**EXERCISE INPUT**
-- start --
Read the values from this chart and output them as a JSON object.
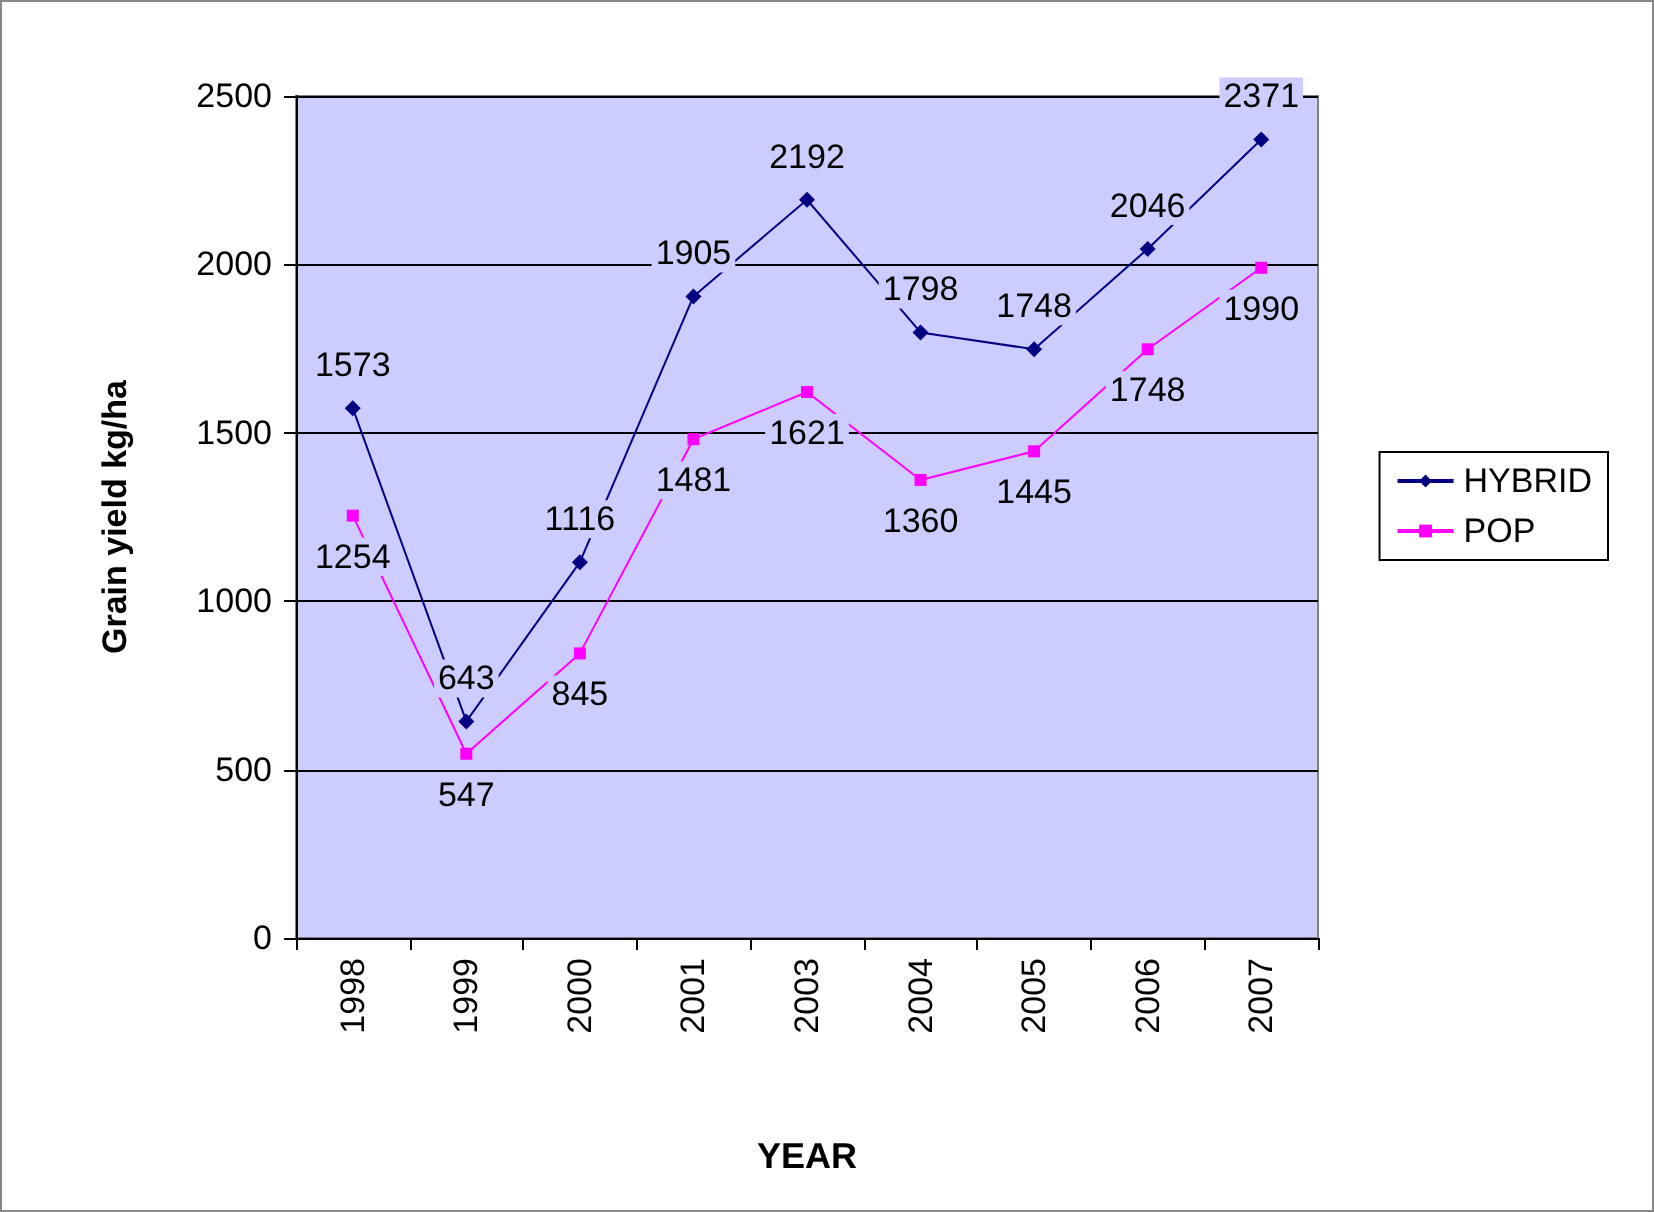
{
  "chart_data": {
    "type": "line",
    "xlabel": "YEAR",
    "ylabel": "Grain yield kg/ha",
    "categories": [
      "1998",
      "1999",
      "2000",
      "2001",
      "2003",
      "2004",
      "2005",
      "2006",
      "2007"
    ],
    "series": [
      {
        "name": "HYBRID",
        "color": "#000080",
        "marker": "diamond",
        "values": [
          1573,
          643,
          1116,
          1905,
          2192,
          1798,
          1748,
          2046,
          2371
        ]
      },
      {
        "name": "POP",
        "color": "#ff00ff",
        "marker": "square",
        "values": [
          1254,
          547,
          845,
          1481,
          1621,
          1360,
          1445,
          1748,
          1990
        ]
      }
    ],
    "ylim": [
      0,
      2500
    ],
    "yticks": [
      0,
      500,
      1000,
      1500,
      2000,
      2500
    ],
    "grid": "y",
    "legend": "right",
    "data_labels": true
  }
}
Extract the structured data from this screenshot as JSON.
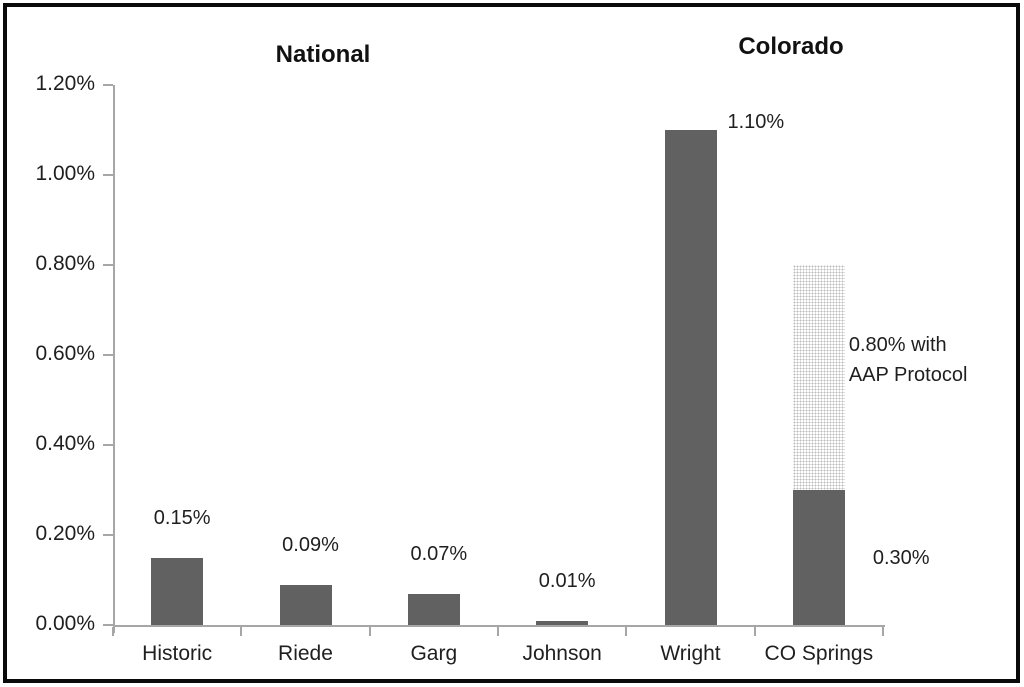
{
  "chart_data": {
    "type": "bar",
    "group_titles": [
      {
        "label": "National"
      },
      {
        "label": "Colorado"
      }
    ],
    "y_axis": {
      "min": 0,
      "max": 1.2,
      "step": 0.2,
      "tick_labels": [
        "0.00%",
        "0.20%",
        "0.40%",
        "0.60%",
        "0.80%",
        "1.00%",
        "1.20%"
      ],
      "grid": false
    },
    "categories": [
      "Historic",
      "Riede",
      "Garg",
      "Johnson",
      "Wright",
      "CO Springs"
    ],
    "bars": [
      {
        "category": "Historic",
        "value": 0.15,
        "label": "0.15%",
        "label_position": "above"
      },
      {
        "category": "Riede",
        "value": 0.09,
        "label": "0.09%",
        "label_position": "above"
      },
      {
        "category": "Garg",
        "value": 0.07,
        "label": "0.07%",
        "label_position": "above"
      },
      {
        "category": "Johnson",
        "value": 0.01,
        "label": "0.01%",
        "label_position": "above"
      },
      {
        "category": "Wright",
        "value": 1.1,
        "label": "1.10%",
        "label_position": "right-of-top"
      },
      {
        "category": "CO Springs",
        "value": 0.3,
        "label": "0.30%",
        "label_position": "right-of-solid",
        "stacked_extra": {
          "top_value": 0.8,
          "added_value": 0.5,
          "style": "dotted",
          "label_lines": [
            "0.80% with",
            "AAP Protocol"
          ]
        }
      }
    ],
    "colors": {
      "bar": "#616161",
      "dotted_dot": "#bdbdbd",
      "axis": "#a6a6a6",
      "text": "#1f1f1f",
      "frame": "#0a0a0a"
    },
    "legend": "none",
    "title": "",
    "xlabel": "",
    "ylabel": ""
  }
}
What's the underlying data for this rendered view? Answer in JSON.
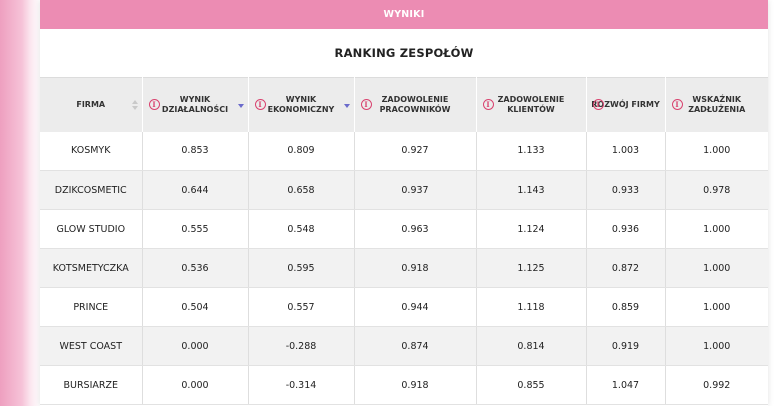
-- end --
**WHAT IS EXPECTED**
Except for the pictures, give all the material above again verbatim.

**SOLUTION FOR THIS TASK**
Read the values from this chart and output them as a JSON object.
{
  "chart_data": {
    "type": "line",
    "xlabel": "YEAR",
    "ylabel": "Grain yield kg/ha",
    "categories": [
      "1998",
      "1999",
      "2000",
      "2001",
      "2003",
      "2004",
      "2005",
      "2006",
      "2007"
    ],
    "series": [
      {
        "name": "HYBRID",
        "color": "#000080",
        "marker": "diamond",
        "values": [
          1573,
          643,
          1116,
          1905,
          2192,
          1798,
          1748,
          2046,
          2371
        ]
      },
      {
        "name": "POP",
        "color": "#ff00ff",
        "marker": "square",
        "values": [
          1254,
          547,
          845,
          1481,
          1621,
          1360,
          1445,
          1748,
          1990
        ]
      }
    ],
    "ylim": [
      0,
      2500
    ],
    "yticks": [
      0,
      500,
      1000,
      1500,
      2000,
      2500
    ],
    "grid": "y",
    "legend": "right",
    "data_labels": true
  }
}
Extract the structured data from this screenshot as JSON.
{
  "chart_data": {
    "type": "bar",
    "group_titles": [
      {
        "label": "National"
      },
      {
        "label": "Colorado"
      }
    ],
    "y_axis": {
      "min": 0,
      "max": 1.2,
      "step": 0.2,
      "tick_labels": [
        "0.00%",
        "0.20%",
        "0.40%",
        "0.60%",
        "0.80%",
        "1.00%",
        "1.20%"
      ],
      "grid": false
    },
    "categories": [
      "Historic",
      "Riede",
      "Garg",
      "Johnson",
      "Wright",
      "CO Springs"
    ],
    "bars": [
      {
        "category": "Historic",
        "value": 0.15,
        "label": "0.15%",
        "label_position": "above"
      },
      {
        "category": "Riede",
        "value": 0.09,
        "label": "0.09%",
        "label_position": "above"
      },
      {
        "category": "Garg",
        "value": 0.07,
        "label": "0.07%",
        "label_position": "above"
      },
      {
        "category": "Johnson",
        "value": 0.01,
        "label": "0.01%",
        "label_position": "above"
      },
      {
        "category": "Wright",
        "value": 1.1,
        "label": "1.10%",
        "label_position": "right-of-top"
      },
      {
        "category": "CO Springs",
        "value": 0.3,
        "label": "0.30%",
        "label_position": "right-of-solid",
        "stacked_extra": {
          "top_value": 0.8,
          "added_value": 0.5,
          "style": "dotted",
          "label_lines": [
            "0.80% with",
            "AAP Protocol"
          ]
        }
      }
    ],
    "colors": {
      "bar": "#616161",
      "dotted_dot": "#bdbdbd",
      "axis": "#a6a6a6",
      "text": "#1f1f1f",
      "frame": "#0a0a0a"
    },
    "legend": "none",
    "title": "",
    "xlabel": "",
    "ylabel": ""
  }
}
What's the underlying data for this rendered view? Answer in JSON.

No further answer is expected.